Data listing:
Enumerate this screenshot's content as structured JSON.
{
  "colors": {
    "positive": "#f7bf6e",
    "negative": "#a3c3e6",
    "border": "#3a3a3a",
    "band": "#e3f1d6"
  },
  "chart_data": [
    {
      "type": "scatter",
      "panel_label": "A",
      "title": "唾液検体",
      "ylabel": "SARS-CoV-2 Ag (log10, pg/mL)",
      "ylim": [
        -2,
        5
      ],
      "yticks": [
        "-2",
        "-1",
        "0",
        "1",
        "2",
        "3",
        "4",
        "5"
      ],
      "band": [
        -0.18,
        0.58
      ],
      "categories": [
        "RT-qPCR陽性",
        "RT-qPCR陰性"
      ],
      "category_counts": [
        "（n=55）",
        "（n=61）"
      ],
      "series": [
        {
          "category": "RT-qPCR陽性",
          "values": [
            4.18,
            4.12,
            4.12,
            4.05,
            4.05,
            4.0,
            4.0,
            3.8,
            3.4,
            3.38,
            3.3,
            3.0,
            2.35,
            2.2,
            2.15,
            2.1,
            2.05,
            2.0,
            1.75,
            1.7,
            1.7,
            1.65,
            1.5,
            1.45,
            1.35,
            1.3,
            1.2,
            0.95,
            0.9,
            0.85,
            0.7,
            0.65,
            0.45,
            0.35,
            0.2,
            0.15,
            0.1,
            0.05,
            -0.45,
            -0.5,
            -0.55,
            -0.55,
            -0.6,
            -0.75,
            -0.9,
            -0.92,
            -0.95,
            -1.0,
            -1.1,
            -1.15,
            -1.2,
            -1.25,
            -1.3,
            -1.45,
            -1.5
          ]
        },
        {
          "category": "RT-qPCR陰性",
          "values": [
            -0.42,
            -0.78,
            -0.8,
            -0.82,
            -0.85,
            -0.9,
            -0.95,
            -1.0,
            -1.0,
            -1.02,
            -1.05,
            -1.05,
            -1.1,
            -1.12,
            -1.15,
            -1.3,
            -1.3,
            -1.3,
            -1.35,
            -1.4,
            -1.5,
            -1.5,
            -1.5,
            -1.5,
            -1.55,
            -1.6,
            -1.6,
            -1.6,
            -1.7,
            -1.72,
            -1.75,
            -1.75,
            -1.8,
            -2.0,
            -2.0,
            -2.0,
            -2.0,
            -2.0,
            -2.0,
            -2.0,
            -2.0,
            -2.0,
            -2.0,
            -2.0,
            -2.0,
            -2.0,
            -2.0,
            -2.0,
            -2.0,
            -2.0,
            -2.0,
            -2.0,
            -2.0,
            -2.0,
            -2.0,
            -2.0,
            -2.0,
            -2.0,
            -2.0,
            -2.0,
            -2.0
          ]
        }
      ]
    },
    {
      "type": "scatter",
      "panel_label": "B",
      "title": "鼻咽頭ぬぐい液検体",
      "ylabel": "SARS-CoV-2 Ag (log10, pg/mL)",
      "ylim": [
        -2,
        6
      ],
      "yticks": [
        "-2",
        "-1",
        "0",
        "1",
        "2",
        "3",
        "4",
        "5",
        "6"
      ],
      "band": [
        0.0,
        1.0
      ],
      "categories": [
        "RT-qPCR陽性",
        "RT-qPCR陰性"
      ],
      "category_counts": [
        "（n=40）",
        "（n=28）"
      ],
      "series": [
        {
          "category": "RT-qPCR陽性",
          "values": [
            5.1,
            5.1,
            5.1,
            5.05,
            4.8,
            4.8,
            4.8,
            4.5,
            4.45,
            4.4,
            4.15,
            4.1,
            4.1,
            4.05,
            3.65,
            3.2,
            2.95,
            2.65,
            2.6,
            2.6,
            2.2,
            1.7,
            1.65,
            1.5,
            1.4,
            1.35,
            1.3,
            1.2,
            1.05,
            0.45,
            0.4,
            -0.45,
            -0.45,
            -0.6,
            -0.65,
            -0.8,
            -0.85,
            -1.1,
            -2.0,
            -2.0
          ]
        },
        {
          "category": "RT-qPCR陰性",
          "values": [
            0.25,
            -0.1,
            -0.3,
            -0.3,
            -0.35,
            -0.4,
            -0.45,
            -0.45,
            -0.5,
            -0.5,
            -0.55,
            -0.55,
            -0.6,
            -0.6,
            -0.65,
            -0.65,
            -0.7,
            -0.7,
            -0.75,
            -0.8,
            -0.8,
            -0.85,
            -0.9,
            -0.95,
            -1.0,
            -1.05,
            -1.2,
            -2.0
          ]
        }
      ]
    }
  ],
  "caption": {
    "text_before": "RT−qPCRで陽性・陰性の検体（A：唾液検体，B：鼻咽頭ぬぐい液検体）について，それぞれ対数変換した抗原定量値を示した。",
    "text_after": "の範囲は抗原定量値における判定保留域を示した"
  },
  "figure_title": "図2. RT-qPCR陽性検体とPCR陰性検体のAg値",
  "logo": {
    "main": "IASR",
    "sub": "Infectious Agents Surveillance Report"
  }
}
---
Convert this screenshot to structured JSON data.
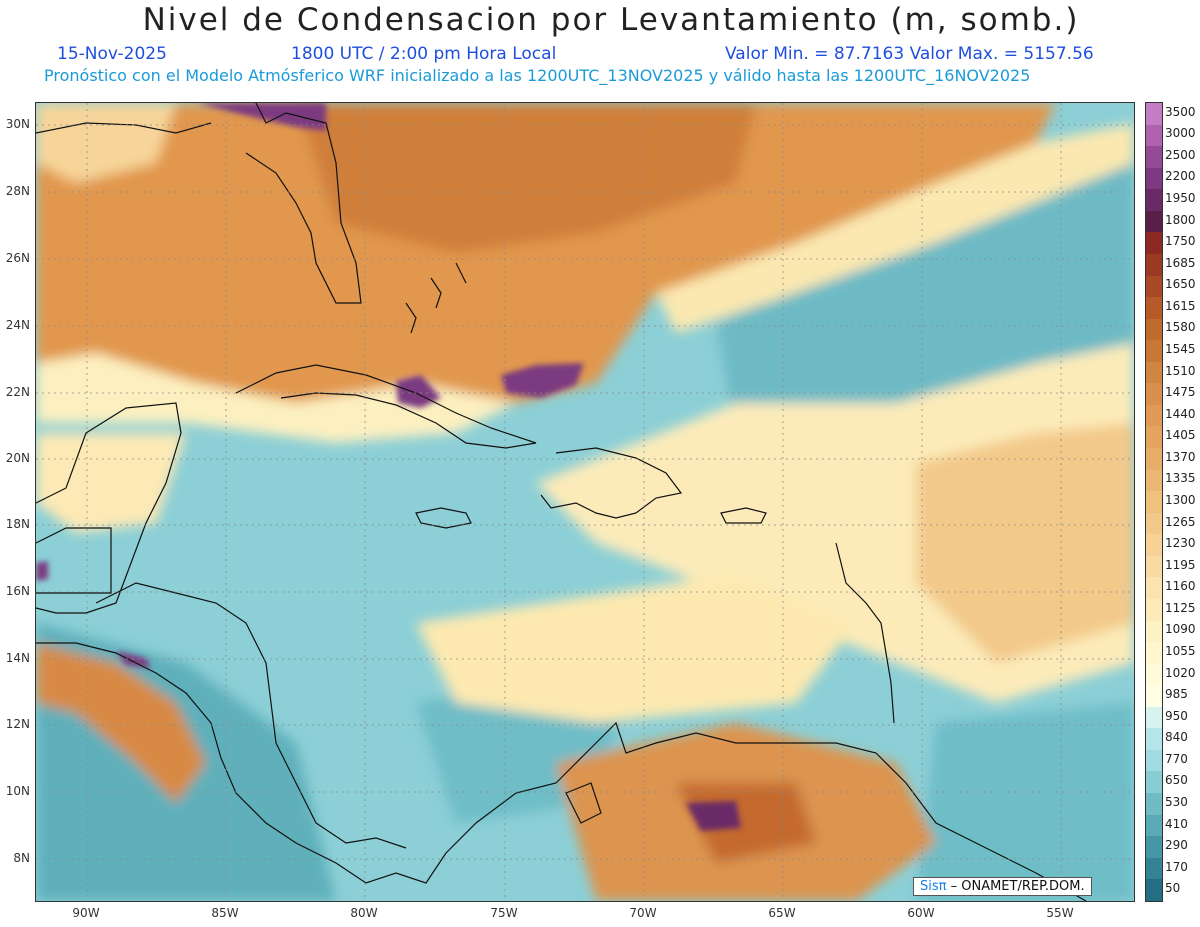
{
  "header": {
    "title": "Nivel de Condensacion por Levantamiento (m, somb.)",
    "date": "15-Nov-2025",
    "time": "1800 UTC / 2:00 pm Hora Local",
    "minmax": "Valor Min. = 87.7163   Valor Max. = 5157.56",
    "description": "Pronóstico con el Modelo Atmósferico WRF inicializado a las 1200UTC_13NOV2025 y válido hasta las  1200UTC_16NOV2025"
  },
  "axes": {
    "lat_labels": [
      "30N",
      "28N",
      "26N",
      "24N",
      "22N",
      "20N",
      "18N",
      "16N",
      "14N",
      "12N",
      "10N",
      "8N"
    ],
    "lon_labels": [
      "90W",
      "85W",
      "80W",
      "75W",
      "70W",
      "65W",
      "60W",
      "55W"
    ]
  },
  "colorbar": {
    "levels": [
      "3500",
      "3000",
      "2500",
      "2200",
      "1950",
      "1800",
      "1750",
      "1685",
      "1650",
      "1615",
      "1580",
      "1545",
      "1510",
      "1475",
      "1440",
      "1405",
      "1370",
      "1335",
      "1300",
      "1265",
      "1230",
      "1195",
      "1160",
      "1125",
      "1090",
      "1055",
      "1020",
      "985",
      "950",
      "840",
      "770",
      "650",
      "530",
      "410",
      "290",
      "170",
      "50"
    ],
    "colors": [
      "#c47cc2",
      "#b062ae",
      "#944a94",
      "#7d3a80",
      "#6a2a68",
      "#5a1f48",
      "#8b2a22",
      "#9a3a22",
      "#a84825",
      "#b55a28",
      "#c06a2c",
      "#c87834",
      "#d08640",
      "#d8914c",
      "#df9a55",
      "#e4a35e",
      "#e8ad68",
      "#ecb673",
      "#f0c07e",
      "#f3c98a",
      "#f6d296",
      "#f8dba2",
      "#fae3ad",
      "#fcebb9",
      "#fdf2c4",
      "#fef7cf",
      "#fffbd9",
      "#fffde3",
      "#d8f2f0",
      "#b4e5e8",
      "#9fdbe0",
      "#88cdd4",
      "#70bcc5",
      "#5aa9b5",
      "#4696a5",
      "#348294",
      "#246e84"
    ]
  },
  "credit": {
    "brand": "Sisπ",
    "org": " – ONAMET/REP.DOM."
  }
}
---
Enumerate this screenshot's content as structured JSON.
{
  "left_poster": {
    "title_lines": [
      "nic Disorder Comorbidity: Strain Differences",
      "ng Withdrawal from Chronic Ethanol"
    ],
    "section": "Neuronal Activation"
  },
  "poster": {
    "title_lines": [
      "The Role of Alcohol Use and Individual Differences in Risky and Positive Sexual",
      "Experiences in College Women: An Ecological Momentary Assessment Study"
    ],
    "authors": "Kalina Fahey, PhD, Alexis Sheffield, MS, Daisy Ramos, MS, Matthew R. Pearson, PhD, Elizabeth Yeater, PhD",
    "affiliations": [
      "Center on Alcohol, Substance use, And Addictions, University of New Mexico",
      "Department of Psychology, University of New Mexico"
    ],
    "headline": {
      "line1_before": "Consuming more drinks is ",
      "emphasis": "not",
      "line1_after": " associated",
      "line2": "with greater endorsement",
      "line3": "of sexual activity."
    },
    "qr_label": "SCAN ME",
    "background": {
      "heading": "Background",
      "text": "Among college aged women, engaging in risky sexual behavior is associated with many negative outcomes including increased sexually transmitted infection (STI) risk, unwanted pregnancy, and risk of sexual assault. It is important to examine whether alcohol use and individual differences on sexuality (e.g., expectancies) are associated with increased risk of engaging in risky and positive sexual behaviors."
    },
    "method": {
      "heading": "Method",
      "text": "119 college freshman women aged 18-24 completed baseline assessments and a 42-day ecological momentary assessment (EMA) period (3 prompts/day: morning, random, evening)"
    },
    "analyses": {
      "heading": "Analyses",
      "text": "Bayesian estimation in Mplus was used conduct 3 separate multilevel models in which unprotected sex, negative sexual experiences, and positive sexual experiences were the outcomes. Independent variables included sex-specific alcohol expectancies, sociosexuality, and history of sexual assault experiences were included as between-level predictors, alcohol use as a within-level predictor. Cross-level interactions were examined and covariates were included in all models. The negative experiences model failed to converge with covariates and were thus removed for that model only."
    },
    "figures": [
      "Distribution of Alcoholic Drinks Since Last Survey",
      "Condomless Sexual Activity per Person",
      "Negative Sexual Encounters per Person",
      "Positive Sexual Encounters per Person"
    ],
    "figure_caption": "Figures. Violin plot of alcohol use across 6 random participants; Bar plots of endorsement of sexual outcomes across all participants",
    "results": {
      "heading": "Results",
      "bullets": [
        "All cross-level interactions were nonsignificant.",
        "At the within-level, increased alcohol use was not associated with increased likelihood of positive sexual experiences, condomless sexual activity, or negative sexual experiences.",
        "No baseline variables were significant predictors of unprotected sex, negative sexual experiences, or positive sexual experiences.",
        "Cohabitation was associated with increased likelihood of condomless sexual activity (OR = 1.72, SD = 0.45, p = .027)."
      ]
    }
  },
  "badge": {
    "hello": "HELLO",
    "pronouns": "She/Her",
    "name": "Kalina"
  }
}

## Exercise task
Reproduce each line from the records that contains the word "heading".

## Exercise output
      "heading": "Background",
      "heading": "Method",
      "heading": "Analyses",
      "heading": "Results",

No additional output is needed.